== Data entries

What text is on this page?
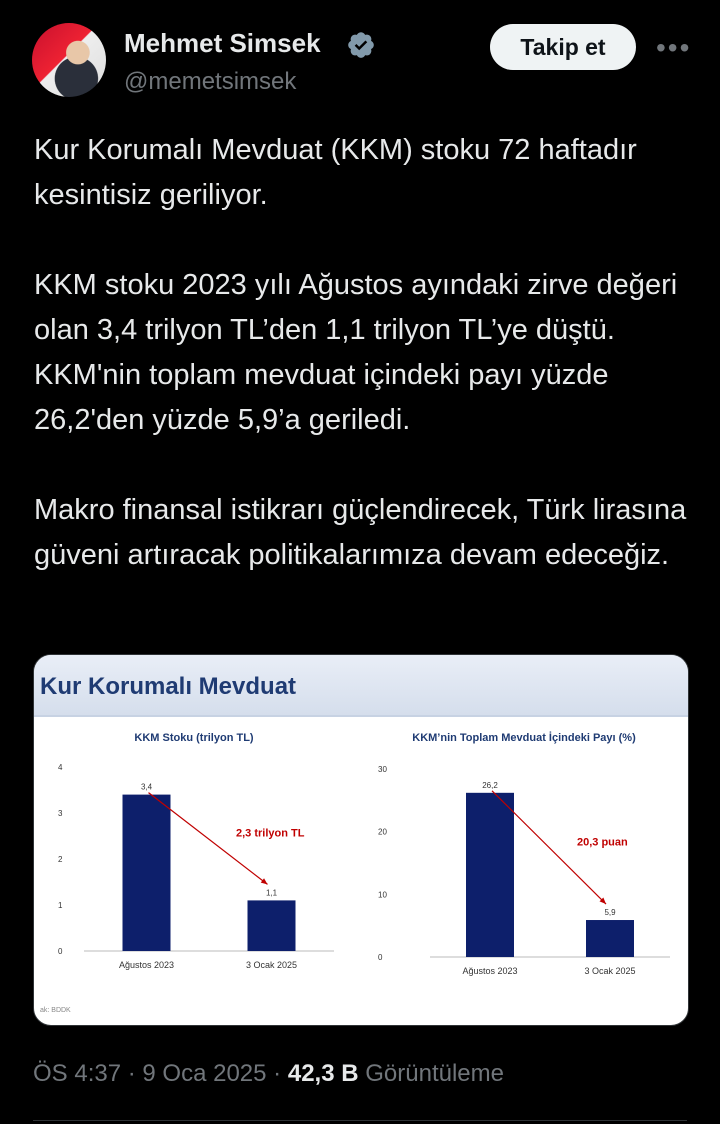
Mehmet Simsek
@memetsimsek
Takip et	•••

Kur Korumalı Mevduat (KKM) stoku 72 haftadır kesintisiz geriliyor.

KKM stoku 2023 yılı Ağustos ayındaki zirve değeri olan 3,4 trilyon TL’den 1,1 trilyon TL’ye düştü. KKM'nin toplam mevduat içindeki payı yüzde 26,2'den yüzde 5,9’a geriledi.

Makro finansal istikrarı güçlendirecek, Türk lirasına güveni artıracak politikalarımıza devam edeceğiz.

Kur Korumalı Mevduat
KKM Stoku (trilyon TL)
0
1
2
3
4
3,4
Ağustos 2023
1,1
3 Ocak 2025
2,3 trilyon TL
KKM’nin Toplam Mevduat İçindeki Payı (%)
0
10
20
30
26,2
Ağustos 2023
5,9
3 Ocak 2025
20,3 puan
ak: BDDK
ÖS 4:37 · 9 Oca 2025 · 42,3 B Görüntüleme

====
== Data entries

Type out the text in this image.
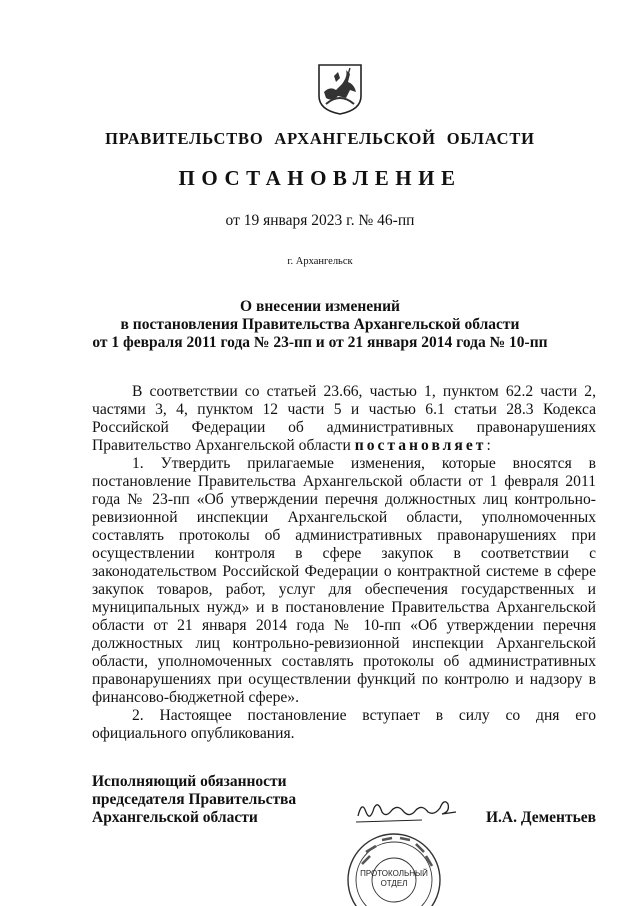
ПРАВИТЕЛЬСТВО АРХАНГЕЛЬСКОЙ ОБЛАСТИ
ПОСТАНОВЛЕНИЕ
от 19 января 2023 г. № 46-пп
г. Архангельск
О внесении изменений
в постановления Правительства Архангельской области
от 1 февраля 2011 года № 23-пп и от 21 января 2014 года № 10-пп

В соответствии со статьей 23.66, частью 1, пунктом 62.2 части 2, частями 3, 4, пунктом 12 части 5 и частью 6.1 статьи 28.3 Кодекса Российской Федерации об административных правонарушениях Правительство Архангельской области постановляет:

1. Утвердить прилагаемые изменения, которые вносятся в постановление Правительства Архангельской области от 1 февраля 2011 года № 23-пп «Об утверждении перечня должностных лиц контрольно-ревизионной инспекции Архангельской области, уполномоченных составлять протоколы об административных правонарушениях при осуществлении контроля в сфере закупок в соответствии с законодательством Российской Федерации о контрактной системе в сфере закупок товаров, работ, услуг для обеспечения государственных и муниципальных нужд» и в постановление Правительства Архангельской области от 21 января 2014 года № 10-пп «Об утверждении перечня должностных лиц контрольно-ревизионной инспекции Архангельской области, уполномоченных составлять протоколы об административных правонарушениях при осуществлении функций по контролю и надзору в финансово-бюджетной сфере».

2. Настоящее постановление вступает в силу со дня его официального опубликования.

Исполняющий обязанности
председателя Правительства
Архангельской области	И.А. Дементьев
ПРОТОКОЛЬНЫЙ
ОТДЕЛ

====

Written exercise:
Find how many of the lines above have the word "соответствии" in them. State only that number.

Response:
2